• EXERCISE
Copy the line with "Read all visible content and emit it as JSON." and all lines following it through the last line of the entries, exactly as written.

• EXERCISE MATERIALS
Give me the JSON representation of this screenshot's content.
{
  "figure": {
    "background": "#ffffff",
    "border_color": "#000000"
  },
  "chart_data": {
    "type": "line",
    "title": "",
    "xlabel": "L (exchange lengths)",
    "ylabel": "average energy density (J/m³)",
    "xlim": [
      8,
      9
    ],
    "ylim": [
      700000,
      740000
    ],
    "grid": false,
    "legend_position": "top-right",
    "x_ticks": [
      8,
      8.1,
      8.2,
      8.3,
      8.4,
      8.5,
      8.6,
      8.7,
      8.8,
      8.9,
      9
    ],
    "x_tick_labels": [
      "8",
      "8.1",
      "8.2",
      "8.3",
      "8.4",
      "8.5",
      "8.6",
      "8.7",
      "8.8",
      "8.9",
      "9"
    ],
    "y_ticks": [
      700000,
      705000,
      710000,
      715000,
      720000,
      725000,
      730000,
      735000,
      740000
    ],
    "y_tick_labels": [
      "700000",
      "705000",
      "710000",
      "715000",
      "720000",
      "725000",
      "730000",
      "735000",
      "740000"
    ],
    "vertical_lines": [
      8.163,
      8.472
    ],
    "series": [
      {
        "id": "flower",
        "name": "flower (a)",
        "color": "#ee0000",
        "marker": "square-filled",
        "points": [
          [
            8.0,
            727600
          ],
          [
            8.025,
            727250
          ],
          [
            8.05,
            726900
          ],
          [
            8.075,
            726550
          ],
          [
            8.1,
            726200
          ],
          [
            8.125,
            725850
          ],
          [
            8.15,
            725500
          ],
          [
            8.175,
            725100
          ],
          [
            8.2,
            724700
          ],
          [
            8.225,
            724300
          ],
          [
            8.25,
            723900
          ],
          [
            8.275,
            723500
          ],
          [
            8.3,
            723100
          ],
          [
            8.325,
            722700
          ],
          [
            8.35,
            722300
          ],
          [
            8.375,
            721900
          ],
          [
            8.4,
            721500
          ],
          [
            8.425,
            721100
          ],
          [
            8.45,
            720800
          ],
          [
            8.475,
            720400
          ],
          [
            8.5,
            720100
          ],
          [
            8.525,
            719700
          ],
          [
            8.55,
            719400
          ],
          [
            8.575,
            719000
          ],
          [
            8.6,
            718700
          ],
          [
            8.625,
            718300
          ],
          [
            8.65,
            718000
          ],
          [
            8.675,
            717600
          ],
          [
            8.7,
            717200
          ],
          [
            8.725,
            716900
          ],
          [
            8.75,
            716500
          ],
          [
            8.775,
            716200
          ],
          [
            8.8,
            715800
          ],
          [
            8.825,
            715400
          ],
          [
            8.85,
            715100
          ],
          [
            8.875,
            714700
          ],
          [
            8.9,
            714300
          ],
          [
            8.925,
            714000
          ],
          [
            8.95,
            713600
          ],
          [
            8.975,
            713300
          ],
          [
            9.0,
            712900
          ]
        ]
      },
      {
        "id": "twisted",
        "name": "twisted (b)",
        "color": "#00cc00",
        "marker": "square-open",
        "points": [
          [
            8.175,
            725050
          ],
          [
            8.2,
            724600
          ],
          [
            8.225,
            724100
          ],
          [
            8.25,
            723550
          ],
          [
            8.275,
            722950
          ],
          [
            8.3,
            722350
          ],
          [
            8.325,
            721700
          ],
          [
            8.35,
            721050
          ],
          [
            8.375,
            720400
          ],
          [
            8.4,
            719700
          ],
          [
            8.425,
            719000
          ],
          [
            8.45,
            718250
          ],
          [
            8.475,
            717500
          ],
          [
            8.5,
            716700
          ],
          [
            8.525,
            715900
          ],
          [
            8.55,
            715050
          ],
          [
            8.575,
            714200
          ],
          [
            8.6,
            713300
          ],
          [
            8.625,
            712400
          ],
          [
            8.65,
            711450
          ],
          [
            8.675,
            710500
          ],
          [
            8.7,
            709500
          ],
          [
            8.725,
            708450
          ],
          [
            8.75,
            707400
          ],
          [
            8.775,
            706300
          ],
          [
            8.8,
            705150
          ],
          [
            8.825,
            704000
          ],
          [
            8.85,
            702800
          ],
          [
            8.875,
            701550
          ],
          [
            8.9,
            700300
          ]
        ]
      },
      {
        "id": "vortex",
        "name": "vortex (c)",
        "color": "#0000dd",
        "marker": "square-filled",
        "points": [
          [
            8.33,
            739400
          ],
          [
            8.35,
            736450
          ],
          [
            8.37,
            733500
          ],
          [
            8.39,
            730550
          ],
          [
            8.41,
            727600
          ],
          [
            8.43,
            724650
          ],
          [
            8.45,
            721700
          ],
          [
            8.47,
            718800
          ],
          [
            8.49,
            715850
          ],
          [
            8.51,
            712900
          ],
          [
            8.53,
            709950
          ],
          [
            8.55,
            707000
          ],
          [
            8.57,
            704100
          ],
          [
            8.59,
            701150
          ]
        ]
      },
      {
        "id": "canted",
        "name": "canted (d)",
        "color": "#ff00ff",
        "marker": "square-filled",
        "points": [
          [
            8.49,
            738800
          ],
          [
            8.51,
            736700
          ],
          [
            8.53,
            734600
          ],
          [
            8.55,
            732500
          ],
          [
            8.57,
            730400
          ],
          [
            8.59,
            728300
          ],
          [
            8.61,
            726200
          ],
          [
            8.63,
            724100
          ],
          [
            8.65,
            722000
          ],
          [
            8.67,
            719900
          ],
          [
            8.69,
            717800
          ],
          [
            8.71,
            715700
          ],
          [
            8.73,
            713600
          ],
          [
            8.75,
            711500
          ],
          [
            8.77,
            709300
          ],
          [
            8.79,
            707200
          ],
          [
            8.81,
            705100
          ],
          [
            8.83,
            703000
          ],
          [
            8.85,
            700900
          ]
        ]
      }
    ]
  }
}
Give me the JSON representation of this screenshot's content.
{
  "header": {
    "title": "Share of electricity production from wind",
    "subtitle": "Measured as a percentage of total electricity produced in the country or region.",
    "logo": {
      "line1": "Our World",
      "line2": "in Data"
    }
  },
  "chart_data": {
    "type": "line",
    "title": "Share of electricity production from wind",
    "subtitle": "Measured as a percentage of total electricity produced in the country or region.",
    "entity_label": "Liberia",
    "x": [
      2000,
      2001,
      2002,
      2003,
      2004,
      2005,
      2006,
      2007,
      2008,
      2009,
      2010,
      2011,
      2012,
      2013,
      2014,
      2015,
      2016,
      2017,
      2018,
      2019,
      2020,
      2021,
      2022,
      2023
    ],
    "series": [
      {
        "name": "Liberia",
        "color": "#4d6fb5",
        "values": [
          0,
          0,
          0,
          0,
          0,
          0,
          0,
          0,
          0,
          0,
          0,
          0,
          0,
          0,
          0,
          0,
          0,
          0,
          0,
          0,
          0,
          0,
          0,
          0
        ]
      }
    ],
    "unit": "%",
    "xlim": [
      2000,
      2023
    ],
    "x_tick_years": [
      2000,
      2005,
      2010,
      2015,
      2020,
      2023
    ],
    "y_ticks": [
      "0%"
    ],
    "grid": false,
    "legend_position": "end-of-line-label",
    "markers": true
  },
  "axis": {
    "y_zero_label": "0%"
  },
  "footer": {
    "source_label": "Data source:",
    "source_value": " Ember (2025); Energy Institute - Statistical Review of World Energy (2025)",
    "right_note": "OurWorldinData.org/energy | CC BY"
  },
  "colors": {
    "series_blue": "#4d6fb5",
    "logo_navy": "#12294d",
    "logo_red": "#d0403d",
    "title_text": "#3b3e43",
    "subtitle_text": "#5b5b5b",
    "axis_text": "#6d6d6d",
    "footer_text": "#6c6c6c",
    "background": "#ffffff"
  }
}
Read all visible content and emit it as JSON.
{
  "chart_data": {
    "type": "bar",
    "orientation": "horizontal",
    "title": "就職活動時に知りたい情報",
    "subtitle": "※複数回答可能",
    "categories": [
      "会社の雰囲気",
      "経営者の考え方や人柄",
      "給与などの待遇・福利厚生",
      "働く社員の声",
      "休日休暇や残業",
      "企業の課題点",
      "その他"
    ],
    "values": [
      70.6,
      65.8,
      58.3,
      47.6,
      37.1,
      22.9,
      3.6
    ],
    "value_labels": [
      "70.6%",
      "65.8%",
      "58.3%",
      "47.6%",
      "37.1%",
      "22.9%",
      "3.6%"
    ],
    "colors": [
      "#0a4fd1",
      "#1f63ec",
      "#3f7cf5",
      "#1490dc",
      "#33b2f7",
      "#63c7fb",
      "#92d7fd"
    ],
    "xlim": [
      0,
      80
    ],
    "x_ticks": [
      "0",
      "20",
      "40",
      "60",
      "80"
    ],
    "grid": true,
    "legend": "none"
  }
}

• RESPONSE TO THIS TASK
Read all visible content and emit it as JSON.
{
  "chart_data": {
    "type": "bar",
    "orientation": "horizontal",
    "title": "就職活動時に知りたい情報",
    "subtitle": "※複数回答可能",
    "categories": [
      "会社の雰囲気",
      "経営者の考え方や人柄",
      "給与などの待遇・福利厚生",
      "働く社員の声",
      "休日休暇や残業",
      "企業の課題点",
      "その他"
    ],
    "values": [
      70.6,
      65.8,
      58.3,
      47.6,
      37.1,
      22.9,
      3.6
    ],
    "value_labels": [
      "70.6%",
      "65.8%",
      "58.3%",
      "47.6%",
      "37.1%",
      "22.9%",
      "3.6%"
    ],
    "colors": [
      "#0a4fd1",
      "#1f63ec",
      "#3f7cf5",
      "#1490dc",
      "#33b2f7",
      "#63c7fb",
      "#92d7fd"
    ],
    "xlim": [
      0,
      80
    ],
    "x_ticks": [
      "0",
      "20",
      "40",
      "60",
      "80"
    ],
    "grid": true,
    "legend": "none"
  }
}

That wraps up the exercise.